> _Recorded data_
|---|
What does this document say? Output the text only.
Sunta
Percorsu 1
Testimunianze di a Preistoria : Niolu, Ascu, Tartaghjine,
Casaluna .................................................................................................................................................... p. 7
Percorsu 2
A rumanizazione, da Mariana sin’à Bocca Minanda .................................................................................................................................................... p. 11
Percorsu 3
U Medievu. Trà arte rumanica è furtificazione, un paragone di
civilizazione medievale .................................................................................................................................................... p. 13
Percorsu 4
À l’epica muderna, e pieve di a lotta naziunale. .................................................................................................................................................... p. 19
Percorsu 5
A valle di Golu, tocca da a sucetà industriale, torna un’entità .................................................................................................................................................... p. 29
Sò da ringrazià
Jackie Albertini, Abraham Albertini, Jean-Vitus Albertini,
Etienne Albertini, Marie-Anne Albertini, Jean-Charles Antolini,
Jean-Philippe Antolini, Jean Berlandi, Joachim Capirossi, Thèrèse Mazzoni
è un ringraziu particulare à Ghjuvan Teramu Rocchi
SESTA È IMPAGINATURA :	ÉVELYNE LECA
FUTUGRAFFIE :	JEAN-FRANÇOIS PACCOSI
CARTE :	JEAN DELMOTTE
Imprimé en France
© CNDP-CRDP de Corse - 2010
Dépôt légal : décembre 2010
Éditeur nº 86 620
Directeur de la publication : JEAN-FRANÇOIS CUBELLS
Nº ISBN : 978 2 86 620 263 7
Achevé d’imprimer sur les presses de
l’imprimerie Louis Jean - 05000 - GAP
|---|
> _EXERCISE DESCRIPTION_
Select every line above that contains the word "Albertini", and copy it.

> _ANSWER IN FULL_
Jackie Albertini, Abraham Albertini, Jean-Vitus Albertini,
Etienne Albertini, Marie-Anne Albertini, Jean-Charles Antolini,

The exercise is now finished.